- Exercise:
Where a line below holds the string "equation", copy that line.

- Dataset excerpt:
'''

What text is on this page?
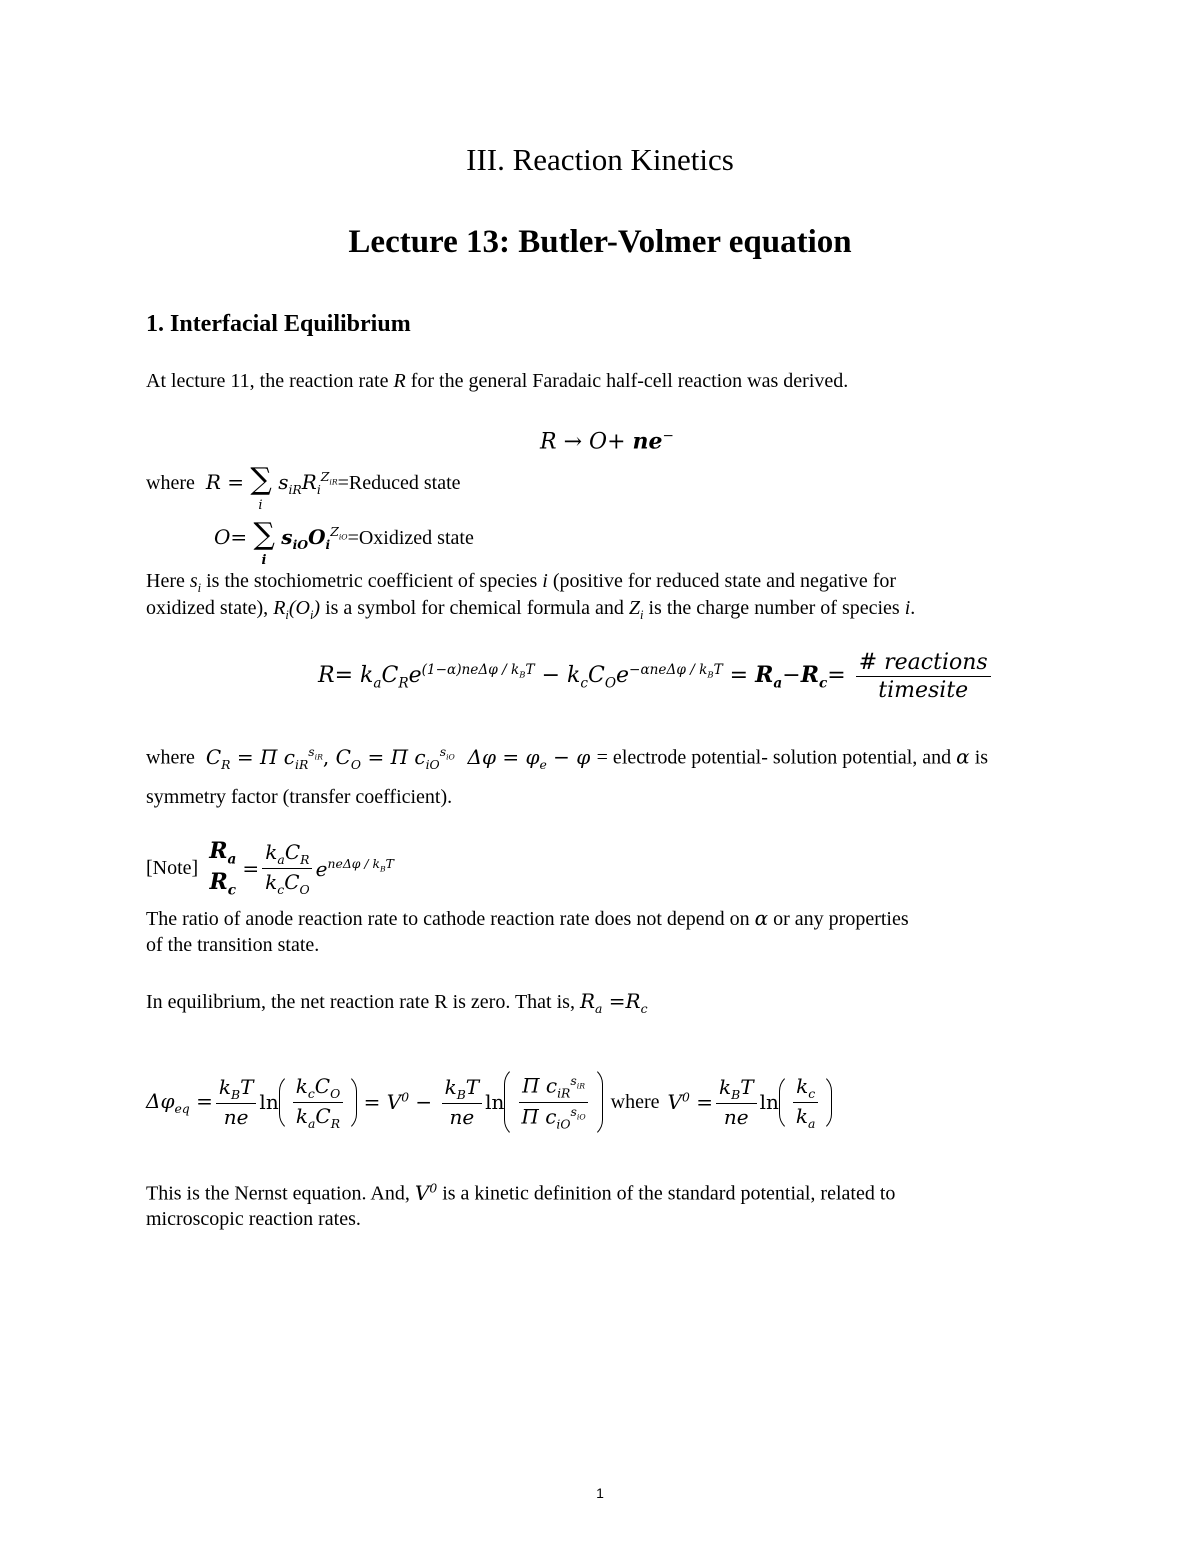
III. Reaction Kinetics
Lecture 13: Butler-Volmer equation
1. Interfacial Equilibrium
At lecture 11, the reaction rate R for the general Faradaic half-cell reaction was derived.
R → O+ ne−
where R = ∑
i
$s_{iR}R_i^{Z_{iR}}=Reduced$ state
O= ∑
i
$s_{iO}O_i^{Z_{iO}}=Oxidized$ state
Here $s_i$ is the stochiometric coefficient of species i (positive for reduced state and negative for
oxidized state), $R_i(O_i)$ is a symbol for chemical formula and $Z_i$ is the charge number of species i.
$R= k_aC_Re^{(1-\alpha)ne\Delta\varphi / k_BT} - k_cC_Oe^{-\alpha ne\Delta\varphi / k_BT} = R_a-R_c= \frac{\text{\# reactions}}{\text{timesite}}$
where $C_R = \Pi$ $c_{iR}^{s_{iR}}$, $C_O = \Pi$ $c_{iO}^{s_{iO}}$ $\Delta\varphi = \varphi_e - \varphi$ = electrode potential- solution potential, and α is
symmetry factor (transfer coefficient).
[Note]
$R_a$
$R_c$
= $\frac{k_aC_R}{k_cC_O} e^{ne\Delta\varphi / k_BT}$
The ratio of anode reaction rate to cathode reaction rate does not depend on α or any properties
of the transition state.
In equilibrium, the net reaction rate R is zero. That is, $R_a =R_c$
$\Delta\varphi_{eq} = \frac{k_BT}{ne}$ $\ln \frac{k_cC_O}{k_aC_R} = V^0 - \frac{k_BT}{ne}$ $\ln \frac{\Pi c_{iR}^{s_{iR}}}{\Pi c_{iO}^{s_{iO}}}$ where $V^0 = \frac{k_BT}{ne}$ $\ln \frac{k_c}{k_a}$
This is the Nernst equation. And, $V^0$ is a kinetic definition of the standard potential, related to
microscopic reaction rates.
1
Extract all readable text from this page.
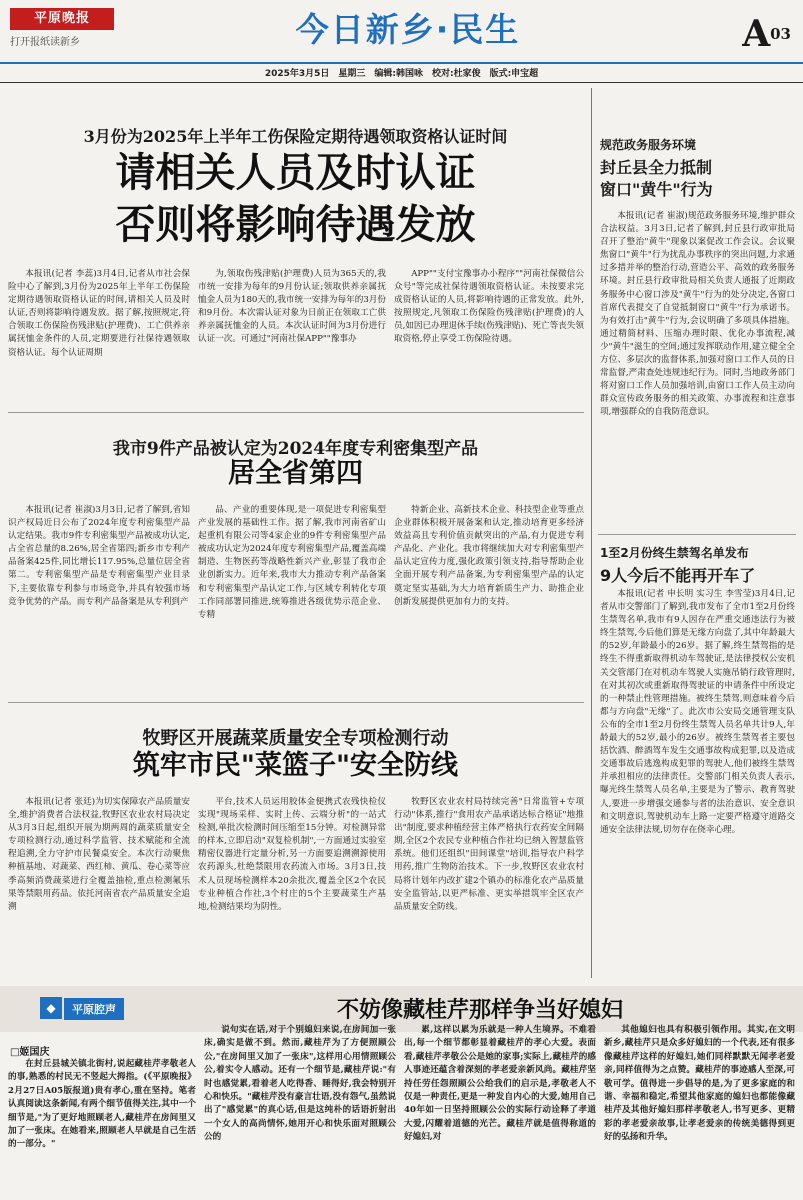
平原晚报
打开报纸读新乡	今日新乡·民生	A03
2025年3月5日　星期三　编辑:韩国咏　校对:杜家俊　版式:申宝超
3月份为2025年上半年工伤保险定期待遇领取资格认证时间
请相关人员及时认证
否则将影响待遇发放
本报讯(记者 李蕊)3月4日,记者从市社会保险中心了解到,3月份为2025年上半年工伤保险定期待遇领取资格认证的时间,请相关人员及时认证,否则将影响待遇发放。据了解,按照规定,符合领取工伤保险伤残津贴(护理费)、工亡供养亲属抚恤金条件的人员,定期要进行社保待遇领取资格认证。每个认证周期
为,领取伤残津贴(护理费)人员为365天的,我市统一安排为每年的9月份认证;领取供养亲属抚恤金人员为180天的,我市统一安排为每年的3月份和9月份。本次需认证对象为日前正在领取工亡供养亲属抚恤金的人员。本次认证时间为3月份进行认证一次。可通过"河南社保APP""豫事办
APP""支付宝豫事办小程序""河南社保微信公众号"等完成社保待遇领取资格认证。未按要求完成资格认证的人员,将影响待遇的正常发放。此外,按照规定,凡领取工伤保险伤残津贴(护理费)的人员,如因已办理退休手续(伤残津贴)、死亡等丧失领取资格,停止享受工伤保险待遇。
我市9件产品被认定为2024年度专利密集型产品
居全省第四
本报讯(记者 崔淑)3月3日,记者了解到,省知识产权局近日公布了2024年度专利密集型产品认定结果。我市9件专利密集型产品被成功认定,占全省总量的8.26%,居全省第四;新乡市专利产品备案425件,同比增长117.95%,总量位居全省第二。专利密集型产品是专利密集型产业目录下,主要依靠专利参与市场竞争,并具有较强市场竞争优势的产品。而专利产品备案是从专利到产
品、产业的重要体现,是一项促进专利密集型产业发展的基础性工作。据了解,我市河南省矿山起重机有限公司等4家企业的9件专利密集型产品被成功认定为2024年度专利密集型产品,覆盖高端制造、生物医药等战略性新兴产业,彰显了我市企业创新实力。近年来,我市大力推动专利产品备案和专利密集型产品认定工作,与区域专利转化专项工作同部署同推进,统筹推进各级优势示范企业、专精
特新企业、高新技术企业、科技型企业等重点企业群体积极开展备案和认定,推动培育更多经济效益高且专利价值贡献突出的产品,有力促进专利产品化、产业化。我市将继续加大对专利密集型产品认定宣传力度,强化政策引领支持,指导帮助企业全面开展专利产品备案,为专利密集型产品的认定奠定坚实基础,为大力培育新质生产力、助推企业创新发展提供更加有力的支持。
牧野区开展蔬菜质量安全专项检测行动
筑牢市民"菜篮子"安全防线
本报讯(记者 张廷)为切实保障农产品质量安全,维护消费者合法权益,牧野区农业农村局决定从3月3日起,组织开展为期两周的蔬菜质量安全专项检测行动,通过科学监管、技术赋能和全流程追溯,全力守护市民餐桌安全。本次行动聚焦种植基地、对蔬菜、西红柿、黄瓜、卷心菜等应季高频消费蔬菜进行全覆盖抽检,重点检测氟乐果等禁限用药品。依托河南省农产品质量安全追溯
平台,技术人员运用胶体金便携式农残快检仪实现"现场采样、实时上传、云端分析"的一站式检测,单批次检测时间压缩至15分钟。对检测异常的样本,立即启动"双复检机制",一方面通过实验室精密仪器进行定量分析,另一方面要追溯溯源使用农药源头,杜绝禁限用农药流入市场。3月3日,技术人员现场检测样本20余批次,覆盖全区2个农民专业种植合作社,3个村庄的5个主要蔬菜生产基地,检测结果均为阴性。
牧野区农业农村局持续完善"日常监管+专项行动"体系,推行"食用农产品承诺达标合格证"地推出"制度,要求种植经营主体严格执行农药安全间隔期,全区2个农民专业种植合作社均已纳入智慧监管系统。他们还组织"田间课堂"培训,指导农户科学用药,推广生物防治技术。下一步,牧野区农业农村局将计划年内改扩建2个镇办的标准化农产品质量安全监管站,以更严标准、更实举措筑牢全区农产品质量安全防线。
规范政务服务环境
封丘县全力抵制
窗口"黄牛"行为
本报讯(记者 崔淑)规范政务服务环境,维护群众合法权益。3月3日,记者了解到,封丘县行政审批局召开了整治"黄牛"现象以案促改工作会议。会议聚焦窗口"黄牛"行为扰乱办事秩序的突出问题,力求通过多措并举的整治行动,营造公平、高效的政务服务环境。封丘县行政审批局相关负责人通报了近期政务服务中心窗口涉及"黄牛"行为的处分决定,各窗口首席代表提交了自觉抵制窗口"黄牛"行为承诺书。为有效打击"黄牛"行为,会议明确了多项具体措施。通过精简材料、压缩办理时限、优化办事流程,减少"黄牛"滋生的空间;通过发挥联动作用,建立健全全方位、多层次的监督体系,加强对窗口工作人员的日常监督,严肃查处违规违纪行为。同时,当地政务部门将对窗口工作人员加强培训,由窗口工作人员主动向群众宣传政务服务的相关政策、办事流程和注意事项,增强群众的自我防范意识。
1至2月份终生禁驾名单发布
9人今后不能再开车了
本报讯(记者 申长明 实习生 李雪莹)3月4日,记者从市交警部门了解到,我市发布了全市1至2月份终生禁驾名单,我市有9人因存在严重交通违法行为被终生禁驾,今后他们算是无缘方向盘了,其中年龄最大的52岁,年龄最小的26岁。据了解,终生禁驾指的是终生不得重新取得机动车驾驶证,是法律授权公安机关交管部门在对机动车驾驶人实施吊销行政管理时,在对其初次或重新取得驾驶证的申请条件中所设定的一种禁止性管理措施。被终生禁驾,则意味着今后都与方向盘"无缘"了。此次市公安局交通管理支队公布的全市1至2月份终生禁驾人员名单共计9人,年龄最大的52岁,最小的26岁。被终生禁驾者主要包括饮酒、醉酒驾车发生交通事故构成犯罪,以及造成交通事故后逃逸构成犯罪的驾驶人,他们被终生禁驾并承担相应的法律责任。交警部门相关负责人表示,曝光终生禁驾人员名单,主要是为了警示、教育驾驶人,要进一步增强交通参与者的法治意识、安全意识和文明意识,驾驶机动车上路一定要严格遵守道路交通安全法律法规,切勿存在侥幸心理。
◆	平原腔声	不妨像藏桂芹那样争当好媳妇
□姬国庆
在封丘县城关镇北街村,说起藏桂芹孝敬老人的事,熟悉的村民无不竖起大拇指。(《平原晚报》2月27日A05版报道)贵有孝心,重在坚持。笔者认真阅读这条新闻,有两个细节值得关注,其中一个细节是,"为了更好地照顾老人,藏桂芹在房间里又加了一张床。在她看来,照顾老人早就是自己生活的一部分。"
说句实在话,对于个别媳妇来说,在房间加一张床,确实是做不到。然而,藏桂芹为了方便照顾公公,"在房间里又加了一张床",这样用心用情照顾公公,着实令人感动。还有一个细节是,藏桂芹说:"有时也感觉累,看着老人吃得香、睡得好,我会特别开心和快乐。"藏桂芹没有豪言壮语,没有怨气,虽然说出了"感觉累"的真心话,但是这纯朴的话语折射出一个女人的高尚情怀,她用开心和快乐面对照顾公公的
累,这样以累为乐就是一种人生境界。不难看出,每一个细节都彰显着藏桂芹的孝心大爱。表面看,藏桂芹孝敬公公是她的家事;实际上,藏桂芹的感人事迹还蕴含着深刻的孝老爱亲新风尚。藏桂芹坚持任劳任怨照顾公公给我们的启示是,孝敬老人不仅是一种责任,更是一种发自内心的大爱,她用自己40年如一日坚持照顾公公的实际行动诠释了孝道大爱,闪耀着道德的光芒。藏桂芹就是值得称道的好媳妇,对
其他媳妇也具有积极引领作用。其实,在文明新乡,藏桂芹只是众多好媳妇的一个代表,还有很多像藏桂芹这样的好媳妇,她们同样默默无闻孝老爱亲,同样值得为之点赞。藏桂芹的事迹感人至深,可敬可学。值得进一步倡导的是,为了更多家庭的和谐、幸福和稳定,希望其他家庭的媳妇也都能像藏桂芹及其他好媳妇那样孝敬老人,书写更多、更精彩的孝老爱亲故事,让孝老爱亲的传统美德得到更好的弘扬和升华。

'''

- Right answer:
Lecture 13: Butler-Volmer equation
This is the Nernst equation. And, $V^0$ is a kinetic definition of the standard potential, related to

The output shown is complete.